- [PERGUNTAS]:
a. Edite o trecho do texto sobre os indecisos nas sondagens que começa em "Se é verdade" e termina em "não consegue resolver.", substituindo "eleitorado" por "público votante".
b. Como fica, de forma mais breve, o parágrafo do texto sobre os indecisos nas sondagens que começa por "“Sempre houve uma percentagem", mantendo os factos principais?
c. Escreva a continuação do texto sobre os indecisos nas sondagens pré-eleitorais a partir do ponto em que termina.

- [TEXTO FORNECIDO]:
___

Se é verdade que o objetivo das sondagens pré-eleitorais é dotar os candidatos de ferramentas para tentar conquistar o eleitorado, não é menos verdade que o número crescente de indecisos tem vindo a assumir-se como um problema, que quem faz este tipo de consultas não consegue resolver.

“Sempre houve uma percentagem bastante grande de indecisos, mas a nossa sensação é que essa percentagem tem aumentado nos últimos tempos — se é por causa da pandemia, ou se é porque as pessoas não querem dizer, não tenho qualquer tipo de suporte científico para dizer. O que tenho notado é um aumento ligeiro, que ao longo deste ano foi maior do que é habitual, de pessoas que não nos dizem ou que não sabem em quem vão votar”, diz Irina Maur Amaral. Necessariamente, explica a cientista, quanto mais elevado for o número de indecisos, maior será a diferença entre o resultado da sondagem e a realidade.

___

(Dados de análise da disposição da página)
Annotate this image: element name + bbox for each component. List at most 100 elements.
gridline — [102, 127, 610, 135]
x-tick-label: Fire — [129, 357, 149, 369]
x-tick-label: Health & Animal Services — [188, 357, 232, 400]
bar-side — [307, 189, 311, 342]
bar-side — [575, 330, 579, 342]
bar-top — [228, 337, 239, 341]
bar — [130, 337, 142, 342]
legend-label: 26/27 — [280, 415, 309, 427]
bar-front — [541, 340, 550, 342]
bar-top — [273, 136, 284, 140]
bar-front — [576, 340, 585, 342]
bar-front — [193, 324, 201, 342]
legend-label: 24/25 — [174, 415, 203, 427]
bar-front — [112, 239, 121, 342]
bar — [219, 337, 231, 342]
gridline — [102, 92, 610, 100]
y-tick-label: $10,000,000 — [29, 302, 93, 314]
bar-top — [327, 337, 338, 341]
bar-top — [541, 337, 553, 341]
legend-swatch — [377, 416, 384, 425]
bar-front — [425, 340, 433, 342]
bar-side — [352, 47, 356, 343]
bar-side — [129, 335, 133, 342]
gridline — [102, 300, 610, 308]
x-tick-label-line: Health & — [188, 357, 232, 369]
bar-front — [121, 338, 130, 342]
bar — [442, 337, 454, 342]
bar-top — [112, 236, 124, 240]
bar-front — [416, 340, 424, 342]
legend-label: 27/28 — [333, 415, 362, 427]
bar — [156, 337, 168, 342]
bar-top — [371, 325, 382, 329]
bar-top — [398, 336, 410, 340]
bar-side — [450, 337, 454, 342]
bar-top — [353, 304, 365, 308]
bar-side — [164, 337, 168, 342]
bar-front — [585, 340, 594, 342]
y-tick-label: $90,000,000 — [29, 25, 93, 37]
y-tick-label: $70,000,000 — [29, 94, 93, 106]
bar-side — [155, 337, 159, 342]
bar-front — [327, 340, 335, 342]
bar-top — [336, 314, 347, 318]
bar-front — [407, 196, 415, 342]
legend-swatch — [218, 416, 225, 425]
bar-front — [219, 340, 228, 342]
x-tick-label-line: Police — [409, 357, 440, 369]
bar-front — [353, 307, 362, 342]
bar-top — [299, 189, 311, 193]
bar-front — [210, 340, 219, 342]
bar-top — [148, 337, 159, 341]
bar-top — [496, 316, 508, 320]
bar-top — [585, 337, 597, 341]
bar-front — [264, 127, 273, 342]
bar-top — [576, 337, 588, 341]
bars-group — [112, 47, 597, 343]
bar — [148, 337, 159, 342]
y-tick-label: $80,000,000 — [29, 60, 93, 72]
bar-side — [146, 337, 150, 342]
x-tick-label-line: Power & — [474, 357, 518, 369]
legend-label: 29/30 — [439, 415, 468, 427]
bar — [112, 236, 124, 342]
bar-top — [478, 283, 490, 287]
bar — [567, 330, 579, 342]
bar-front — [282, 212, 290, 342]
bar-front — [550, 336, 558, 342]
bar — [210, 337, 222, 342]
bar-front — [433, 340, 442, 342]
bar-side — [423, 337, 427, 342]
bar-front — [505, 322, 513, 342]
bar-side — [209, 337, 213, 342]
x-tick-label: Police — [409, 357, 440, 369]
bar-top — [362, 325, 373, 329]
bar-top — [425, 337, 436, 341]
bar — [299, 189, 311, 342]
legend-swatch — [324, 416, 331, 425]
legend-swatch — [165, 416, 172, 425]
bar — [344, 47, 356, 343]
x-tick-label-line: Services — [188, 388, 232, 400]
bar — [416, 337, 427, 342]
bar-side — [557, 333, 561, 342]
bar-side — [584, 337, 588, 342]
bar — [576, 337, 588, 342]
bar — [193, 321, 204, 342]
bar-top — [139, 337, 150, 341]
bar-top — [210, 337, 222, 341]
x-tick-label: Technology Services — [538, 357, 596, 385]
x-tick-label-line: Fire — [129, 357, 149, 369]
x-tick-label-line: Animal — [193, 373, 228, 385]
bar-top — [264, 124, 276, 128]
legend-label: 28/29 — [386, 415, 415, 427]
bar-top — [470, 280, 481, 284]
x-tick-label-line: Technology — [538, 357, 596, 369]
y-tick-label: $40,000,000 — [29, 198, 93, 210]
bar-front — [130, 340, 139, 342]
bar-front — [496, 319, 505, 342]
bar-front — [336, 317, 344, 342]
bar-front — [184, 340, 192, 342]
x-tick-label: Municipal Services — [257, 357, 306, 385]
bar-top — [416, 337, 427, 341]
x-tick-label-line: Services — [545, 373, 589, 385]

___

- [RESULTADOS ESPERADOS]:
a.
Se é verdade que o objetivo das sondagens pré-eleitorais é dotar os candidatos de ferramentas para tentar conquistar o público votante, não é menos verdade que o número crescente de indecisos tem vindo a assumir-se como um problema, que quem faz este tipo de consultas não consegue resolver.

b. Irina Maur Amaral afirma que sempre houve muitos indecisos, mas que a percentagem tem aumentado. Ao longo deste ano, a subida de pessoas que não dizem ou não sabem em quem vão votar foi maior do que o habitual. Não tem suporte científico para atribuir esse aumento à pandemia ou à vontade de não responder. Segundo a cientista, quanto mais indecisos houver, maior será a diferença entre o resultado da sondagem e a realidade.

c.
“Há uma variabilidade a nível do resultado muito maior, e que vai para lá da variabilidade natural da amostra, que é a margem de erro. Aveiro tem X eleitores, vou escolher uma amostra de Y, para tentar prever essa população. Se os escolher de forma aleatória ou ponderada, vou ter uma margem de erro, que é natural. Mas se dentro desse Y uma grande percentagem de pessoas não responder vou ter sempre uma incógnita muito maior”, diz. Aquilo que as empresas de sondagem fazem normalmente (ao contrário do CIMAD, que opta por não fazer distribuição de indecisos), continua, é repartir essa percentagem de forma proporcional pelos vários candidatos. O que não significa que, na realidade, seja isso que acontece:  “Olhamos para aqueles indecisos e assumimos, como cientistas, que é muito pouco provável que todos os votos vão para o mesmo sítio, vão-se distribuindo. Agora, estatisticamente e tecnicamente falando, pode acontecer. Os indecisos foram mais para Carlos Moedas do que para Fernando Medina. Ou então já sabiam que iam votar Carlos Moedas e não quiseram declarar”.

"Fiquei surpreendido com Lisboa, era uma diferença grande para ser recuperada. Não sei até que ponto é que não terá havido fenómenos específicos, ligados à cidade de Lisboa, como por exemplo aqueles vídeos que circularam nas redes sociais da presidente da junta de Arroios e coisas do género, que terão desmobilizado ainda mais algum eleitorado e desmobilizado outro em favor do PSD"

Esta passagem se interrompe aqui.